[Data entries for graphics]

/---

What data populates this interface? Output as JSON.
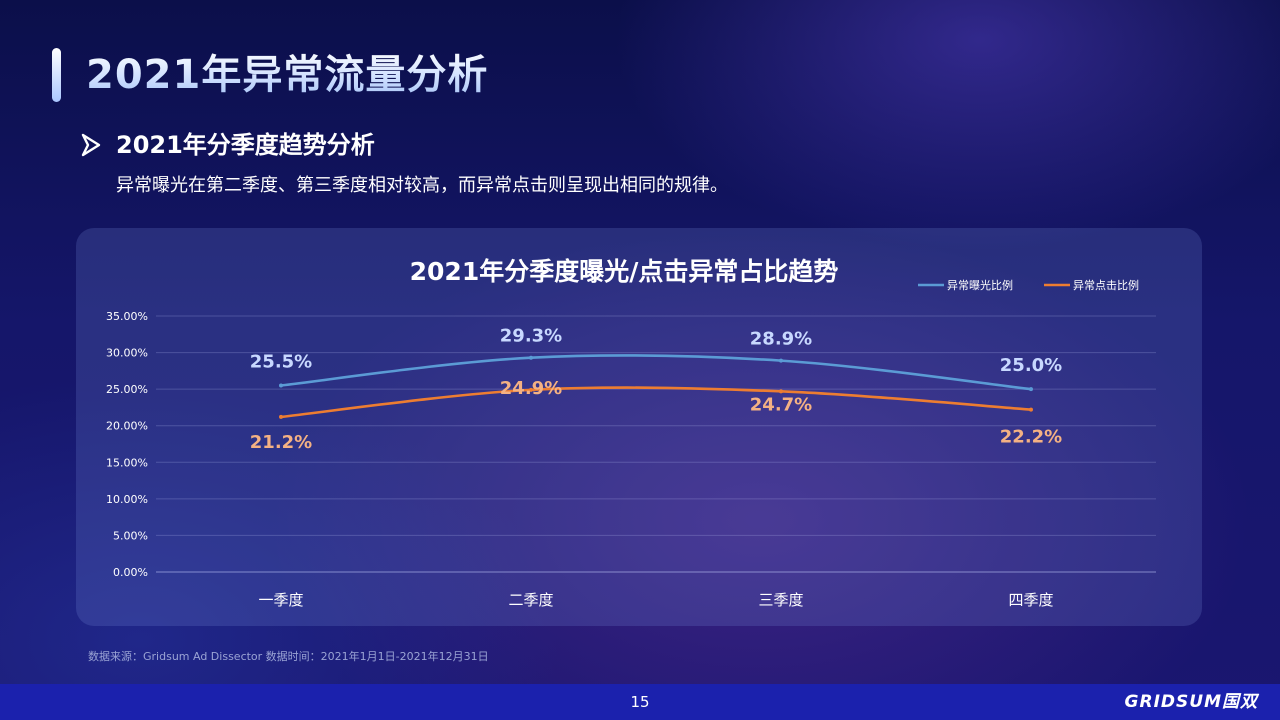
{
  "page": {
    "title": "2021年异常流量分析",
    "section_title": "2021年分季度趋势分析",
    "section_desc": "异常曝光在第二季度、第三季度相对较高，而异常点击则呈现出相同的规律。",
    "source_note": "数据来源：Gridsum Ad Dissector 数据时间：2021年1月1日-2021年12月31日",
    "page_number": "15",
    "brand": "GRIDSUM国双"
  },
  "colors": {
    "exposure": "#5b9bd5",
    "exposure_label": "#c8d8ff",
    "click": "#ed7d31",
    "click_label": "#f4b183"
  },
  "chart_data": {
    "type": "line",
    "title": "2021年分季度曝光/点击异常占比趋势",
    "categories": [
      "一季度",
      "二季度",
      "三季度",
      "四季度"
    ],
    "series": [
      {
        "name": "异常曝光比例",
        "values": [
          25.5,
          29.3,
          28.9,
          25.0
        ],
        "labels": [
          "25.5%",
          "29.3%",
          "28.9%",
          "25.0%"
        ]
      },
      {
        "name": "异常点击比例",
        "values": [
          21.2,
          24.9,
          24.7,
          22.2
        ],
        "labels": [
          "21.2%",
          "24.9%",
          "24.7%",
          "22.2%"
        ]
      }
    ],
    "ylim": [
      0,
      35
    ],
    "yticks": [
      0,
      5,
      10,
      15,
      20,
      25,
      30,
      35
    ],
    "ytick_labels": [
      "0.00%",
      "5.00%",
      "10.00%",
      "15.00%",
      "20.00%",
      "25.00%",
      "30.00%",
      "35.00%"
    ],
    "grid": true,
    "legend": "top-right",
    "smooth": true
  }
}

\---
/---

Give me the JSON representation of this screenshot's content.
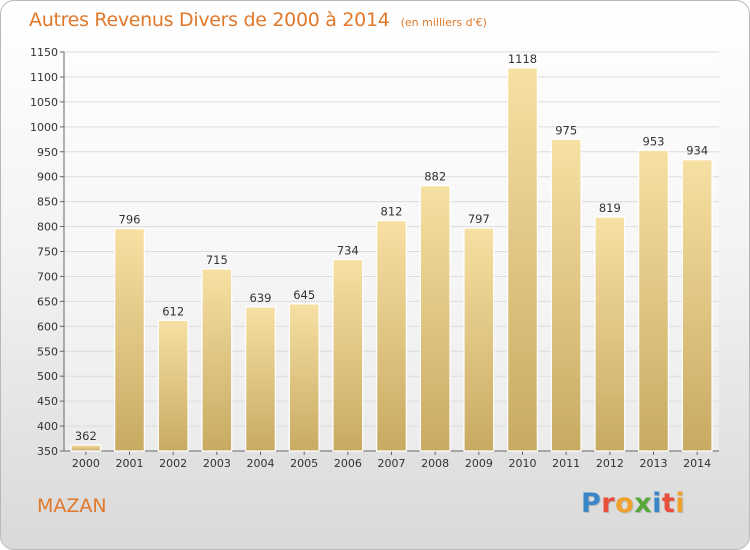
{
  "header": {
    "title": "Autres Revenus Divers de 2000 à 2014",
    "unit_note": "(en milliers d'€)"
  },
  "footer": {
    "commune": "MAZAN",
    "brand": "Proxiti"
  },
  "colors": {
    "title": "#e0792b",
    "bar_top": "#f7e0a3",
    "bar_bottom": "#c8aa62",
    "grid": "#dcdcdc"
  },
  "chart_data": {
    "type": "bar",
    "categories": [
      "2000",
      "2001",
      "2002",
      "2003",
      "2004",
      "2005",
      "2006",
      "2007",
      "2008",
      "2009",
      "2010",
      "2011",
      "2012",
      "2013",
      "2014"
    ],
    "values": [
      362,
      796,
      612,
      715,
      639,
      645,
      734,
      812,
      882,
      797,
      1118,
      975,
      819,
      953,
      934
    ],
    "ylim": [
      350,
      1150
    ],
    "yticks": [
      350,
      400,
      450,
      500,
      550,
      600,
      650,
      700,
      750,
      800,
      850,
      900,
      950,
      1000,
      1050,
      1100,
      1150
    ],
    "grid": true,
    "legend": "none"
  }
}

\---
/---

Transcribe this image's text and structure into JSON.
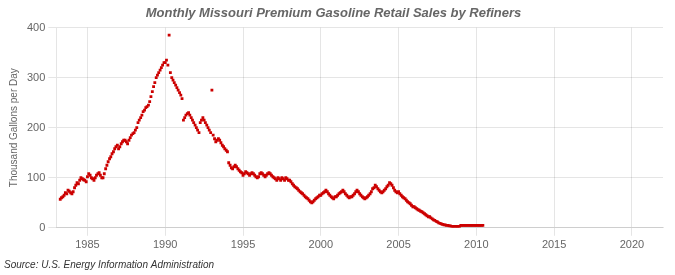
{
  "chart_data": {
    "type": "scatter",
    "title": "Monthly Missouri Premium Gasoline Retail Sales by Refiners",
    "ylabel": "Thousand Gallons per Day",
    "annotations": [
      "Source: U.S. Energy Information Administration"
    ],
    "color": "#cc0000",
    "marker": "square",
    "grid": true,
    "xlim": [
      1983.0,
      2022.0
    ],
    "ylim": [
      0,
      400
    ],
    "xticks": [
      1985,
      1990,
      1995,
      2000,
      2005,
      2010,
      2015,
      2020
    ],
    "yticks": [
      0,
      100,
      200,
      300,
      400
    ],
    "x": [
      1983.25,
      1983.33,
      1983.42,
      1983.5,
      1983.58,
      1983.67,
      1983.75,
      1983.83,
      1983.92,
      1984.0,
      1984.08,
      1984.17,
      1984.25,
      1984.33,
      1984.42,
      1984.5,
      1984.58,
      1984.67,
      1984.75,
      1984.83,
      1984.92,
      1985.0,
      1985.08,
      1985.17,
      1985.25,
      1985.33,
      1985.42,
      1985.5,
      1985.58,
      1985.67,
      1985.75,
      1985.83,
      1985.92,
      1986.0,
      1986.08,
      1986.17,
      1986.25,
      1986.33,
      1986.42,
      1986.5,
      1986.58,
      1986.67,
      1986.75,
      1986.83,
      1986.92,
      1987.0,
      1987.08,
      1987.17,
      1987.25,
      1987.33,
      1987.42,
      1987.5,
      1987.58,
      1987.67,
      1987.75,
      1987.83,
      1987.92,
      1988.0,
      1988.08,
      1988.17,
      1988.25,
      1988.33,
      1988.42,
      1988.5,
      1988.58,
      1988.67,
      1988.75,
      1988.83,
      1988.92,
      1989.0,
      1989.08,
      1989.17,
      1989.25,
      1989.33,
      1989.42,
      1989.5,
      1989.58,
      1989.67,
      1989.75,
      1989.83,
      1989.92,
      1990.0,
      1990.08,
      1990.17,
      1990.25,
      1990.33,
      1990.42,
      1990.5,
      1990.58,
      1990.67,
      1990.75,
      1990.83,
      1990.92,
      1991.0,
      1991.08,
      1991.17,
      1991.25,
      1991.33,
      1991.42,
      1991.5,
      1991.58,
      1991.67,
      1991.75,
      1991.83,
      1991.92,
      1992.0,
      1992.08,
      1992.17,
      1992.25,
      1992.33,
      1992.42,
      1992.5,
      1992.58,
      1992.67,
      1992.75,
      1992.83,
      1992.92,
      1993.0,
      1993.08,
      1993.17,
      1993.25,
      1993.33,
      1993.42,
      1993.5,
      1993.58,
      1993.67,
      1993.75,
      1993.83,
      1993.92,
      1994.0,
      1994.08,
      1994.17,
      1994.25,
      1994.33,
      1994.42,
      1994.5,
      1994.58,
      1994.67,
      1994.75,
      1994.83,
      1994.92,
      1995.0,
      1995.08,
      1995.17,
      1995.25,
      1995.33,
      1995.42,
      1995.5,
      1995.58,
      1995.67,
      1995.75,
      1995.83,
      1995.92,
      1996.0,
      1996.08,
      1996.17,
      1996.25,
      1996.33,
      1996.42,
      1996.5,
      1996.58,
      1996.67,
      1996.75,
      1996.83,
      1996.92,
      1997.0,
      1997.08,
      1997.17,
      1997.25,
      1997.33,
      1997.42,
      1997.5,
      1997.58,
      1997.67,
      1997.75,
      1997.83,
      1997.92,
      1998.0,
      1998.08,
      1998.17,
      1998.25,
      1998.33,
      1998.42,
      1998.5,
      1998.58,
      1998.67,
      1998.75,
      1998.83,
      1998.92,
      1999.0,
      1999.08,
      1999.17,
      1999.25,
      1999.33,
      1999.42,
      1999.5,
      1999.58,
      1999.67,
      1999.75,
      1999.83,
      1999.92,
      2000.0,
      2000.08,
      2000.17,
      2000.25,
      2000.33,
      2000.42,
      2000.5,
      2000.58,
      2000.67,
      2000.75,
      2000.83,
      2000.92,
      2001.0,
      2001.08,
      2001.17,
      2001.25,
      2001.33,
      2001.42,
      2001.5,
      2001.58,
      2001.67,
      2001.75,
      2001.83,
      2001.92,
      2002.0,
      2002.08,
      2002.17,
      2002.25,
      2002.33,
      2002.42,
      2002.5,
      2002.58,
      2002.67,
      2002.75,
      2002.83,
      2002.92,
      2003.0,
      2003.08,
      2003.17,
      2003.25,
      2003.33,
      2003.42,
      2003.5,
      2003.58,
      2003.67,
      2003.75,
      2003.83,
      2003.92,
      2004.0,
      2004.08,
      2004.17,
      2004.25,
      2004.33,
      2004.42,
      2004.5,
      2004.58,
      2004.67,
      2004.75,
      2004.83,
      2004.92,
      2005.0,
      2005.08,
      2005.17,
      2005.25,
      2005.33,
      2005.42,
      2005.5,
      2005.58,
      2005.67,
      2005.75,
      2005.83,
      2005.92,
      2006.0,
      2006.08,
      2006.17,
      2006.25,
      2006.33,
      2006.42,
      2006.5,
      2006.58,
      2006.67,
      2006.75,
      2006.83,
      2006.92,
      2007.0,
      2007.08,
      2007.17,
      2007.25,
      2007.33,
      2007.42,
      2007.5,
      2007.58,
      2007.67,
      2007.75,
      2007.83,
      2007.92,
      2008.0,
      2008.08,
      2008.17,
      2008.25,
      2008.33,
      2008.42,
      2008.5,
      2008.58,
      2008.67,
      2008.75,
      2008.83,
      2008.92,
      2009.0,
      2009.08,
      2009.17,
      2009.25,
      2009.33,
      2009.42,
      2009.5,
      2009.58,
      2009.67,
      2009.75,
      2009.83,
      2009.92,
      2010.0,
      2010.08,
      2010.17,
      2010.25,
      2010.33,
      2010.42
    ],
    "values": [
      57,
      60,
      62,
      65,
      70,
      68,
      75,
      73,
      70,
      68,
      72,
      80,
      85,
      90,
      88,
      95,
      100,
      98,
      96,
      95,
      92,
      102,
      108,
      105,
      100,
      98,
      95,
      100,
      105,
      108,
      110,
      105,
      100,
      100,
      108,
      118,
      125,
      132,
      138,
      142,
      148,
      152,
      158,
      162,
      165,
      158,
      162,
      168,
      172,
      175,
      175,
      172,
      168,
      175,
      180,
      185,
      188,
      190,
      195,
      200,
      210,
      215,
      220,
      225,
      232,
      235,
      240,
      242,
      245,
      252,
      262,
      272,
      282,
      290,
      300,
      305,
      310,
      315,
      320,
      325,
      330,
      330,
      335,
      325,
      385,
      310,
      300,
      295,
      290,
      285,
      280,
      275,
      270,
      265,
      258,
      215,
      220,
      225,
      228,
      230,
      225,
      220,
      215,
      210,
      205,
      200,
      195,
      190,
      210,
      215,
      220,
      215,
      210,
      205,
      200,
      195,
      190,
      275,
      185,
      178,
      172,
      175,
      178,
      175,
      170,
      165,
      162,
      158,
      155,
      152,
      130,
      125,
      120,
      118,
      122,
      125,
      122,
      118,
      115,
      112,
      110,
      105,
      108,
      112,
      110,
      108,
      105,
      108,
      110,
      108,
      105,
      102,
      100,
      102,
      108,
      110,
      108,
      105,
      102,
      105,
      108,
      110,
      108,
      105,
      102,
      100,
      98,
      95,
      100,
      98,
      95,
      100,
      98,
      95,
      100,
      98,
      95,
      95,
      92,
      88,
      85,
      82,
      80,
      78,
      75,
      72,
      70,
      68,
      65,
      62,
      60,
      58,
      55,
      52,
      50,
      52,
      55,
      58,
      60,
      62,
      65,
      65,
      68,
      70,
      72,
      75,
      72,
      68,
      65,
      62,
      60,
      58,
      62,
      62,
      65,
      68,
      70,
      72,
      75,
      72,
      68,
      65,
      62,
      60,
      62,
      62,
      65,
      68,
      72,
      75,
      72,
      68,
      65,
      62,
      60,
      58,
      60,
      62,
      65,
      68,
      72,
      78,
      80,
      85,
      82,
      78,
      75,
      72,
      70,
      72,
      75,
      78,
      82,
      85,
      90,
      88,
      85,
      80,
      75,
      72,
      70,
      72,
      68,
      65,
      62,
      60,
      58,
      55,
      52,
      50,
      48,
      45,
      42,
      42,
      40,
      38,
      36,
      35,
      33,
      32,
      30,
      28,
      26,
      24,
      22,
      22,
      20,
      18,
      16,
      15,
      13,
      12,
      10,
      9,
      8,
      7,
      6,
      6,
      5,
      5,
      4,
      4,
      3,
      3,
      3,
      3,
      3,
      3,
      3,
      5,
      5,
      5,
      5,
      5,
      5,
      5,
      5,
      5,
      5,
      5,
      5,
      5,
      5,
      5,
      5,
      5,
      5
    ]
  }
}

\---

- _Required task_
From the entries above, copy out every line where the string "JSON" appears.

- _Exercise response_
What data populates this interface? Output as JSON.
Give me the JSON representation of this screenshot's content.
Transcribe this image's text and structure into JSON.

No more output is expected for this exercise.